▶ _PROBLEM TO SOLVE_
Copy every record below, exactly as written.

+++ DATASET EXTRACT

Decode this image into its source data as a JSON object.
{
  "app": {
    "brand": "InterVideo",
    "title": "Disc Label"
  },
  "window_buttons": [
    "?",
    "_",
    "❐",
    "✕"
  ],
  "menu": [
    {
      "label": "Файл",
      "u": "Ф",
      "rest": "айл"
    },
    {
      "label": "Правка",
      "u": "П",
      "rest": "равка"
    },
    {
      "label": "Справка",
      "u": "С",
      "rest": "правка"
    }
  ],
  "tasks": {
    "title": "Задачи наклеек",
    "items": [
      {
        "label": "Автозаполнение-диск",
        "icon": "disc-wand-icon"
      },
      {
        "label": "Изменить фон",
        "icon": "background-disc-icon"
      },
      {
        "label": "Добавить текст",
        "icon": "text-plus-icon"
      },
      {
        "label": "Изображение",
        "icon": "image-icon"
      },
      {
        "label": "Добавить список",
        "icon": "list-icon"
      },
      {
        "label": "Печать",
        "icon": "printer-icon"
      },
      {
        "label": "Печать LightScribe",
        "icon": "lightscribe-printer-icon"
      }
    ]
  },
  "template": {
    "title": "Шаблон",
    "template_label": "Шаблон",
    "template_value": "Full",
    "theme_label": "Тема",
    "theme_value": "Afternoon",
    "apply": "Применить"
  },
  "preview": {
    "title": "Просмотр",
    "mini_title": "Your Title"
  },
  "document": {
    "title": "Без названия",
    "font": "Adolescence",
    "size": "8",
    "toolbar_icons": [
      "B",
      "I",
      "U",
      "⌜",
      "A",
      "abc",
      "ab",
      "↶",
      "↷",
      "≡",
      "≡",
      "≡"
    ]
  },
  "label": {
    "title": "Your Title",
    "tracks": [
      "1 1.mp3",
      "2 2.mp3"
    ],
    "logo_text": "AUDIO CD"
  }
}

++++++

▶ _FULL SOLUTION_
Decode this image into its source data as a JSON object.
{
  "app": {
    "brand": "InterVideo",
    "title": "Disc Label"
  },
  "window_buttons": [
    "?",
    "_",
    "❐",
    "✕"
  ],
  "menu": [
    {
      "label": "Файл",
      "u": "Ф",
      "rest": "айл"
    },
    {
      "label": "Правка",
      "u": "П",
      "rest": "равка"
    },
    {
      "label": "Справка",
      "u": "С",
      "rest": "правка"
    }
  ],
  "tasks": {
    "title": "Задачи наклеек",
    "items": [
      {
        "label": "Автозаполнение-диск",
        "icon": "disc-wand-icon"
      },
      {
        "label": "Изменить фон",
        "icon": "background-disc-icon"
      },
      {
        "label": "Добавить текст",
        "icon": "text-plus-icon"
      },
      {
        "label": "Изображение",
        "icon": "image-icon"
      },
      {
        "label": "Добавить список",
        "icon": "list-icon"
      },
      {
        "label": "Печать",
        "icon": "printer-icon"
      },
      {
        "label": "Печать LightScribe",
        "icon": "lightscribe-printer-icon"
      }
    ]
  },
  "template": {
    "title": "Шаблон",
    "template_label": "Шаблон",
    "template_value": "Full",
    "theme_label": "Тема",
    "theme_value": "Afternoon",
    "apply": "Применить"
  },
  "preview": {
    "title": "Просмотр",
    "mini_title": "Your Title"
  },
  "document": {
    "title": "Без названия",
    "font": "Adolescence",
    "size": "8",
    "toolbar_icons": [
      "B",
      "I",
      "U",
      "⌜",
      "A",
      "abc",
      "ab",
      "↶",
      "↷",
      "≡",
      "≡",
      "≡"
    ]
  },
  "label": {
    "title": "Your Title",
    "tracks": [
      "1 1.mp3",
      "2 2.mp3"
    ],
    "logo_text": "AUDIO CD"
  }
}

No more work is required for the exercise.